---- LISTED ENTRIES
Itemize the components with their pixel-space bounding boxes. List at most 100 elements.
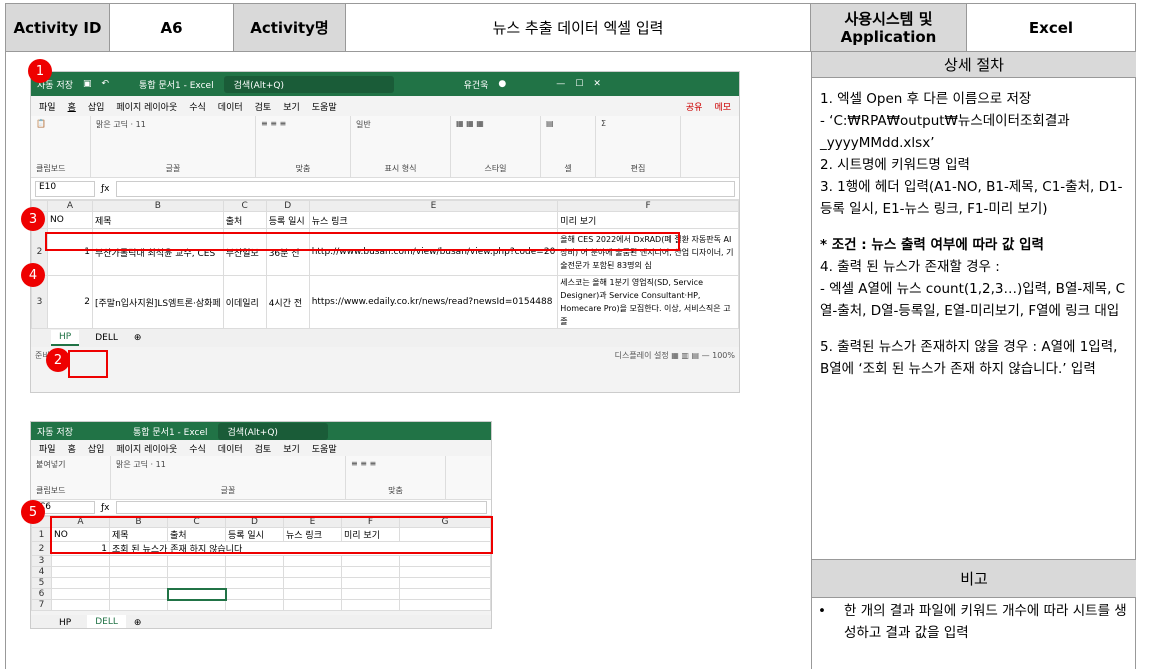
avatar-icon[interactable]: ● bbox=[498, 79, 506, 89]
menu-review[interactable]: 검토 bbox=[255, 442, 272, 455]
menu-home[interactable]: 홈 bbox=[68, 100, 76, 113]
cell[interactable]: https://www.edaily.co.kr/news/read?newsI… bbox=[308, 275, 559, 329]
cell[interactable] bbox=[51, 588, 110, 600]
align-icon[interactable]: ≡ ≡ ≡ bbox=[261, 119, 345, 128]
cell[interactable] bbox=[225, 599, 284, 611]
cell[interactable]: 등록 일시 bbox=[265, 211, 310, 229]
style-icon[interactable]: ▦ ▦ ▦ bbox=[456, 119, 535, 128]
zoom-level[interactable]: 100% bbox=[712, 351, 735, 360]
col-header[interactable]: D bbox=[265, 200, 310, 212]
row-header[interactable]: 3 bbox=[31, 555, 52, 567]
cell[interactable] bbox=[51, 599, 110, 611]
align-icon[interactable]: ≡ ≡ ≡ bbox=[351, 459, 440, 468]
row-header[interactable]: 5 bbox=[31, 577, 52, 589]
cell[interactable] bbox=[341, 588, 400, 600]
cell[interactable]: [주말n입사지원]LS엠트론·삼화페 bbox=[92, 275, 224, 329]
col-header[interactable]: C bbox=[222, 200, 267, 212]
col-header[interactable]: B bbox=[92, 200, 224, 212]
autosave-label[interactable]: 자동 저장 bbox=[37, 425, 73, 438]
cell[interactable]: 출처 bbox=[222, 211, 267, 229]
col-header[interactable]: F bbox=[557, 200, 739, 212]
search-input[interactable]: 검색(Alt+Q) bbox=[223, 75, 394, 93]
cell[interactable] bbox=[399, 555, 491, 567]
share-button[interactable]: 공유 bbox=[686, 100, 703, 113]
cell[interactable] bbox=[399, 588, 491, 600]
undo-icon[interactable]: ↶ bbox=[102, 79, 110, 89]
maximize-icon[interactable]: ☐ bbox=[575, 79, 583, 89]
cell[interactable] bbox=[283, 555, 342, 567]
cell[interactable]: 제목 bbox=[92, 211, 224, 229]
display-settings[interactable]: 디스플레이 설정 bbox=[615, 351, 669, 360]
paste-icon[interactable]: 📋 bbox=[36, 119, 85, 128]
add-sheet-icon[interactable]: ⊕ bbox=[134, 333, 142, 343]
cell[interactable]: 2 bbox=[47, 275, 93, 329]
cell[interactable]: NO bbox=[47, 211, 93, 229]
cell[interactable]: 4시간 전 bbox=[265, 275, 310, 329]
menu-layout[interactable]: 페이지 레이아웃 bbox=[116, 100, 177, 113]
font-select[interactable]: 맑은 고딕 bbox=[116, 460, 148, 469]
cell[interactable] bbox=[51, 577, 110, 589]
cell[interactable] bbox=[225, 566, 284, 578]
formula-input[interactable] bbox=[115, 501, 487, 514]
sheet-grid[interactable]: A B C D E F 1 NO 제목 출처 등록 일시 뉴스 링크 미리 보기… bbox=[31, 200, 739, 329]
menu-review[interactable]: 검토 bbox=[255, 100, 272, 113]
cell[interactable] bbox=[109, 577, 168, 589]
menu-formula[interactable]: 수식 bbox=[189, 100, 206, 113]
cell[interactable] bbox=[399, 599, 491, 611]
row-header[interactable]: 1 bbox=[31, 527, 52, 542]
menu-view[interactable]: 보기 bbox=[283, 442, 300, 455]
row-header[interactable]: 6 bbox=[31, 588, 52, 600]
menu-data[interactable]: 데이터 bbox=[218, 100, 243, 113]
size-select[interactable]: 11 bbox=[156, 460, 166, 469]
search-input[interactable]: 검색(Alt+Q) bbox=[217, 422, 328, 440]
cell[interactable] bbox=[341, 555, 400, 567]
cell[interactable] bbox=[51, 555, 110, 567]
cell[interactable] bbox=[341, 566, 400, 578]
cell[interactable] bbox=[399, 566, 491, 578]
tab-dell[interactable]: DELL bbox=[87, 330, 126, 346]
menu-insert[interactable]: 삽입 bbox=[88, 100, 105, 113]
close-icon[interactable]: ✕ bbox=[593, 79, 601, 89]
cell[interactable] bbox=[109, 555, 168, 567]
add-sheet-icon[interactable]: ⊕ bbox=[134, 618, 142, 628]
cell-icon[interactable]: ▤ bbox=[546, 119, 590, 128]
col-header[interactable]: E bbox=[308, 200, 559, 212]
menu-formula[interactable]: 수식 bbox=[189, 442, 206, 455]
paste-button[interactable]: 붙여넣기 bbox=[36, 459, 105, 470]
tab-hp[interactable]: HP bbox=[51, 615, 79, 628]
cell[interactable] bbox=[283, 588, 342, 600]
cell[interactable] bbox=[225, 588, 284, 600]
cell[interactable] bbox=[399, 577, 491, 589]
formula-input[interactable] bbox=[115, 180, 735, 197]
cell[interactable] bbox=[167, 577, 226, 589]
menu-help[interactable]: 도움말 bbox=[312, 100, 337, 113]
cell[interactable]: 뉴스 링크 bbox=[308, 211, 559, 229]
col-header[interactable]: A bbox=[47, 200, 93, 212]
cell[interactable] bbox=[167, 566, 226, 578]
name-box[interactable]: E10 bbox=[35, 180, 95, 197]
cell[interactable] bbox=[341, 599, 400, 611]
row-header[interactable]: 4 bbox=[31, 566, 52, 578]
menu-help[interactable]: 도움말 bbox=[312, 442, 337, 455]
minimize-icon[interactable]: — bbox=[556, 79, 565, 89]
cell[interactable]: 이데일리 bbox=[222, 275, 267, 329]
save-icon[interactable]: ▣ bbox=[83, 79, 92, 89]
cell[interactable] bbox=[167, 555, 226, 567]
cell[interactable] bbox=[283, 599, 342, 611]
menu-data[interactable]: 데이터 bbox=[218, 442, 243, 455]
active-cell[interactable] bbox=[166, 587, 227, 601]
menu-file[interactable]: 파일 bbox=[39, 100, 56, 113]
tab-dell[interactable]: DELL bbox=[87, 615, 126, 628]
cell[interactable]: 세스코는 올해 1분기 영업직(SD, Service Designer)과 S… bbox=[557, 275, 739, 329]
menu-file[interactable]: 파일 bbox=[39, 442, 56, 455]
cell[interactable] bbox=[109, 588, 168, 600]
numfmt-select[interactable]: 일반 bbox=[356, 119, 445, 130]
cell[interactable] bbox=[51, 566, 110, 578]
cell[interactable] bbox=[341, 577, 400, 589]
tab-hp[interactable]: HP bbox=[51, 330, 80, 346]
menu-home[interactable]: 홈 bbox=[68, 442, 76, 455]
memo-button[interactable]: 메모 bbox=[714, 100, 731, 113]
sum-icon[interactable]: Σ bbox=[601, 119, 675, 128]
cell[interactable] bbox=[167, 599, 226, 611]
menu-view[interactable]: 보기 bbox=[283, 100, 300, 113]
--------
Reproduce every line of the spatial layout data above verbatim, omitting the pictures.

→ RIGHT ANSWER
Itemize the components with their pixel-space bounding boxes. List at most 100 elements.
avatar-icon[interactable]: ● bbox=[498, 79, 506, 89]
menu-review[interactable]: 검토 bbox=[255, 442, 272, 455]
menu-home[interactable]: 홈 bbox=[68, 100, 76, 113]
cell[interactable]: https://www.edaily.co.kr/news/read?newsI… bbox=[308, 275, 559, 329]
cell[interactable] bbox=[51, 588, 110, 600]
align-icon[interactable]: ≡ ≡ ≡ bbox=[261, 119, 345, 128]
cell[interactable] bbox=[225, 599, 284, 611]
cell[interactable]: 등록 일시 bbox=[265, 211, 310, 229]
style-icon[interactable]: ▦ ▦ ▦ bbox=[456, 119, 535, 128]
zoom-level[interactable]: 100% bbox=[712, 351, 735, 360]
col-header[interactable]: D bbox=[265, 200, 310, 212]
row-header[interactable]: 3 bbox=[31, 555, 52, 567]
cell[interactable] bbox=[51, 599, 110, 611]
align-icon[interactable]: ≡ ≡ ≡ bbox=[351, 459, 440, 468]
row-header[interactable]: 5 bbox=[31, 577, 52, 589]
cell[interactable] bbox=[341, 588, 400, 600]
cell[interactable]: [주말n입사지원]LS엠트론·삼화페 bbox=[92, 275, 224, 329]
col-header[interactable]: C bbox=[222, 200, 267, 212]
col-header[interactable]: B bbox=[92, 200, 224, 212]
autosave-label[interactable]: 자동 저장 bbox=[37, 425, 73, 438]
cell[interactable]: 출처 bbox=[222, 211, 267, 229]
col-header[interactable]: F bbox=[557, 200, 739, 212]
search-input[interactable]: 검색(Alt+Q) bbox=[223, 75, 394, 93]
cell[interactable] bbox=[399, 555, 491, 567]
share-button[interactable]: 공유 bbox=[686, 100, 703, 113]
cell[interactable] bbox=[399, 588, 491, 600]
undo-icon[interactable]: ↶ bbox=[102, 79, 110, 89]
maximize-icon[interactable]: ☐ bbox=[575, 79, 583, 89]
cell[interactable] bbox=[283, 555, 342, 567]
cell[interactable]: 제목 bbox=[92, 211, 224, 229]
display-settings[interactable]: 디스플레이 설정 bbox=[615, 351, 669, 360]
paste-icon[interactable]: 📋 bbox=[36, 119, 85, 128]
add-sheet-icon[interactable]: ⊕ bbox=[134, 333, 142, 343]
cell[interactable]: 2 bbox=[47, 275, 93, 329]
cell[interactable]: NO bbox=[47, 211, 93, 229]
cell[interactable]: 4시간 전 bbox=[265, 275, 310, 329]
menu-layout[interactable]: 페이지 레이아웃 bbox=[116, 100, 177, 113]
font-select[interactable]: 맑은 고딕 bbox=[116, 460, 148, 469]
cell[interactable] bbox=[51, 577, 110, 589]
cell[interactable] bbox=[225, 566, 284, 578]
formula-input[interactable] bbox=[115, 501, 487, 514]
sheet-grid[interactable]: A B C D E F 1 NO 제목 출처 등록 일시 뉴스 링크 미리 보기… bbox=[31, 200, 739, 329]
menu-review[interactable]: 검토 bbox=[255, 100, 272, 113]
cell[interactable] bbox=[109, 577, 168, 589]
menu-formula[interactable]: 수식 bbox=[189, 100, 206, 113]
cell[interactable] bbox=[399, 599, 491, 611]
row-header[interactable]: 1 bbox=[31, 527, 52, 542]
menu-view[interactable]: 보기 bbox=[283, 442, 300, 455]
row-header[interactable]: 6 bbox=[31, 588, 52, 600]
menu-data[interactable]: 데이터 bbox=[218, 100, 243, 113]
size-select[interactable]: 11 bbox=[156, 460, 166, 469]
search-input[interactable]: 검색(Alt+Q) bbox=[217, 422, 328, 440]
cell[interactable] bbox=[341, 555, 400, 567]
cell[interactable] bbox=[51, 555, 110, 567]
cell[interactable] bbox=[341, 566, 400, 578]
cell[interactable] bbox=[399, 566, 491, 578]
tab-dell[interactable]: DELL bbox=[87, 330, 126, 346]
menu-insert[interactable]: 삽입 bbox=[88, 100, 105, 113]
close-icon[interactable]: ✕ bbox=[593, 79, 601, 89]
cell[interactable] bbox=[109, 555, 168, 567]
add-sheet-icon[interactable]: ⊕ bbox=[134, 618, 142, 628]
cell-icon[interactable]: ▤ bbox=[546, 119, 590, 128]
col-header[interactable]: E bbox=[308, 200, 559, 212]
menu-formula[interactable]: 수식 bbox=[189, 442, 206, 455]
paste-button[interactable]: 붙여넣기 bbox=[36, 459, 105, 470]
tab-hp[interactable]: HP bbox=[51, 615, 79, 628]
cell[interactable] bbox=[283, 588, 342, 600]
cell[interactable] bbox=[225, 588, 284, 600]
cell[interactable] bbox=[399, 577, 491, 589]
formula-input[interactable] bbox=[115, 180, 735, 197]
cell[interactable] bbox=[167, 577, 226, 589]
menu-help[interactable]: 도움말 bbox=[312, 100, 337, 113]
cell[interactable]: 뉴스 링크 bbox=[308, 211, 559, 229]
col-header[interactable]: A bbox=[47, 200, 93, 212]
cell[interactable] bbox=[167, 566, 226, 578]
name-box[interactable]: E10 bbox=[35, 180, 95, 197]
cell[interactable] bbox=[341, 599, 400, 611]
row-header[interactable]: 4 bbox=[31, 566, 52, 578]
menu-help[interactable]: 도움말 bbox=[312, 442, 337, 455]
minimize-icon[interactable]: — bbox=[556, 79, 565, 89]
cell[interactable]: 이데일리 bbox=[222, 275, 267, 329]
save-icon[interactable]: ▣ bbox=[83, 79, 92, 89]
cell[interactable] bbox=[167, 555, 226, 567]
cell[interactable] bbox=[283, 599, 342, 611]
menu-data[interactable]: 데이터 bbox=[218, 442, 243, 455]
active-cell[interactable] bbox=[166, 587, 227, 601]
menu-file[interactable]: 파일 bbox=[39, 100, 56, 113]
tab-dell[interactable]: DELL bbox=[87, 615, 126, 628]
cell[interactable]: 세스코는 올해 1분기 영업직(SD, Service Designer)과 S… bbox=[557, 275, 739, 329]
menu-file[interactable]: 파일 bbox=[39, 442, 56, 455]
cell[interactable] bbox=[109, 588, 168, 600]
numfmt-select[interactable]: 일반 bbox=[356, 119, 445, 130]
cell[interactable] bbox=[51, 566, 110, 578]
cell[interactable] bbox=[341, 577, 400, 589]
tab-hp[interactable]: HP bbox=[51, 330, 80, 346]
menu-home[interactable]: 홈 bbox=[68, 442, 76, 455]
memo-button[interactable]: 메모 bbox=[714, 100, 731, 113]
sum-icon[interactable]: Σ bbox=[601, 119, 675, 128]
cell[interactable] bbox=[167, 599, 226, 611]
menu-view[interactable]: 보기 bbox=[283, 100, 300, 113]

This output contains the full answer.